• _Objective_
Can you transcribe every line exactly and leave the pictures behind?

***** Records for this task

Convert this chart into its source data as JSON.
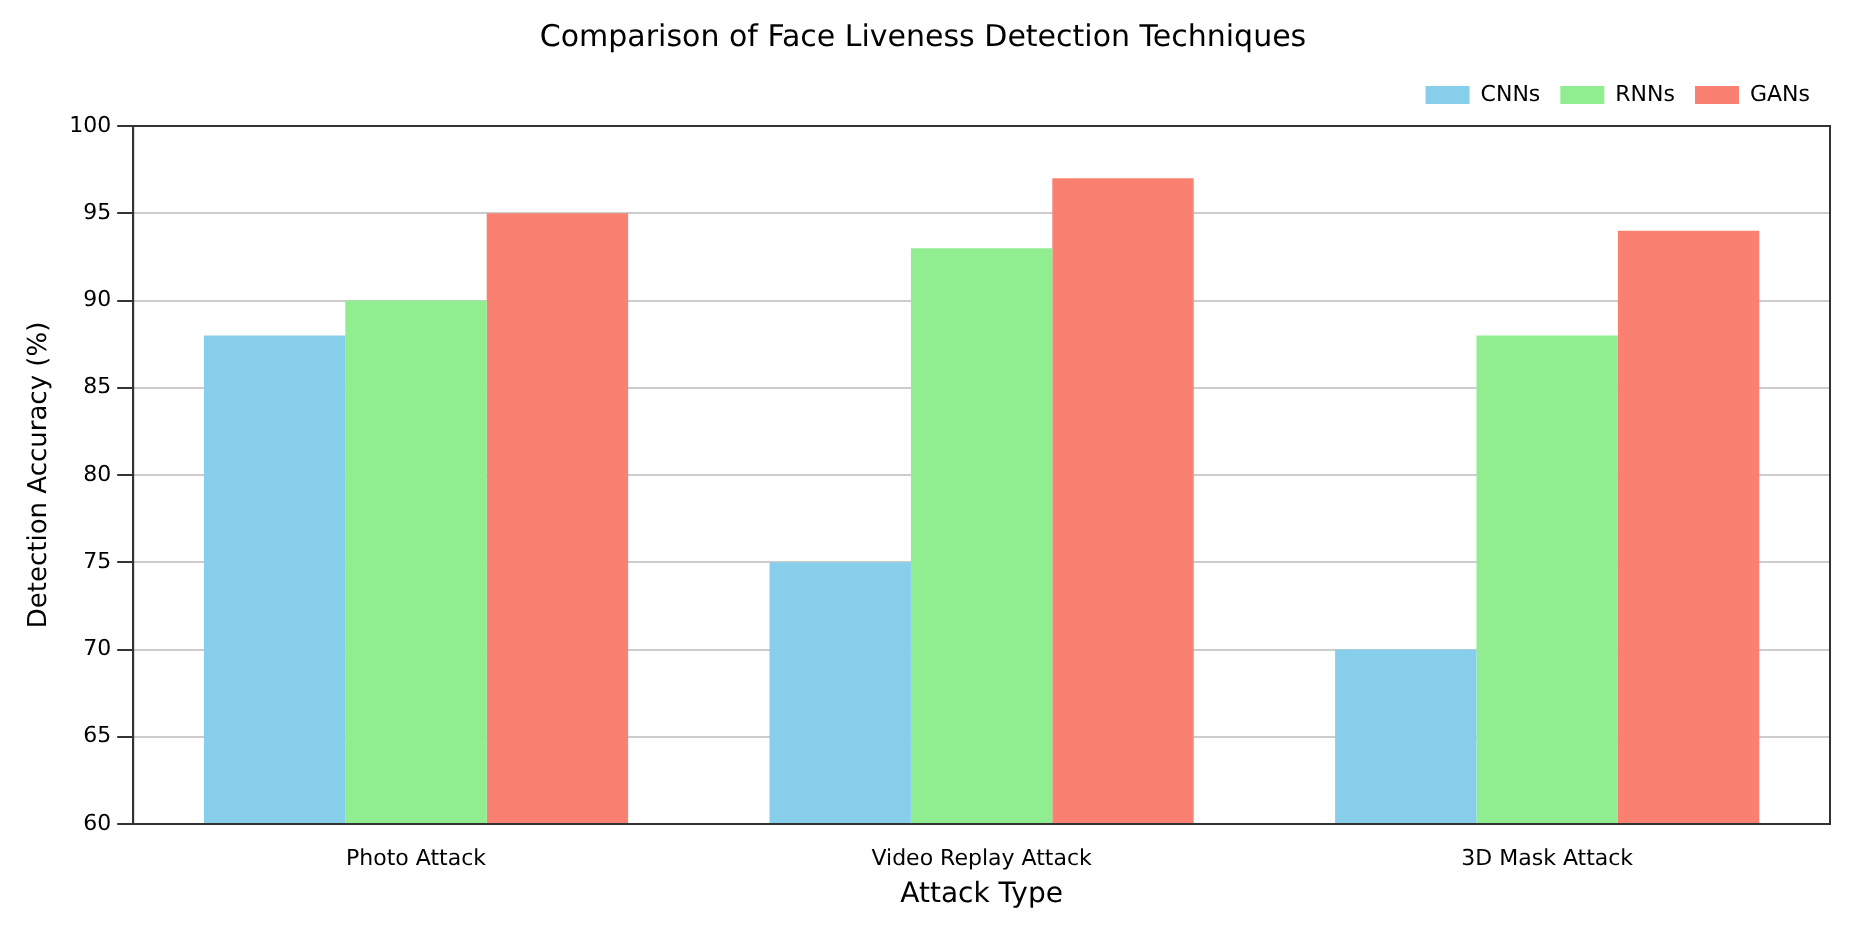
{
  "chart_data": {
    "type": "bar",
    "title": "Comparison of Face Liveness Detection Techniques",
    "xlabel": "Attack Type",
    "ylabel": "Detection Accuracy (%)",
    "categories": [
      "Photo Attack",
      "Video Replay Attack",
      "3D Mask Attack"
    ],
    "series": [
      {
        "name": "CNNs",
        "color": "#87ceeb",
        "values": [
          88,
          75,
          70
        ]
      },
      {
        "name": "RNNs",
        "color": "#90ee90",
        "values": [
          90,
          93,
          88
        ]
      },
      {
        "name": "GANs",
        "color": "#fa8072",
        "values": [
          95,
          97,
          94
        ]
      }
    ],
    "ylim": [
      60,
      100
    ],
    "yticks": [
      60,
      65,
      70,
      75,
      80,
      85,
      90,
      95,
      100
    ],
    "grid": "y",
    "legend": "top right"
  }
}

**********

• _Solution for this exercise_
Convert this chart into its source data as JSON.
{
  "chart_data": {
    "type": "bar",
    "title": "Comparison of Face Liveness Detection Techniques",
    "xlabel": "Attack Type",
    "ylabel": "Detection Accuracy (%)",
    "categories": [
      "Photo Attack",
      "Video Replay Attack",
      "3D Mask Attack"
    ],
    "series": [
      {
        "name": "CNNs",
        "color": "#87ceeb",
        "values": [
          88,
          75,
          70
        ]
      },
      {
        "name": "RNNs",
        "color": "#90ee90",
        "values": [
          90,
          93,
          88
        ]
      },
      {
        "name": "GANs",
        "color": "#fa8072",
        "values": [
          95,
          97,
          94
        ]
      }
    ],
    "ylim": [
      60,
      100
    ],
    "yticks": [
      60,
      65,
      70,
      75,
      80,
      85,
      90,
      95,
      100
    ],
    "grid": "y",
    "legend": "top right"
  }
}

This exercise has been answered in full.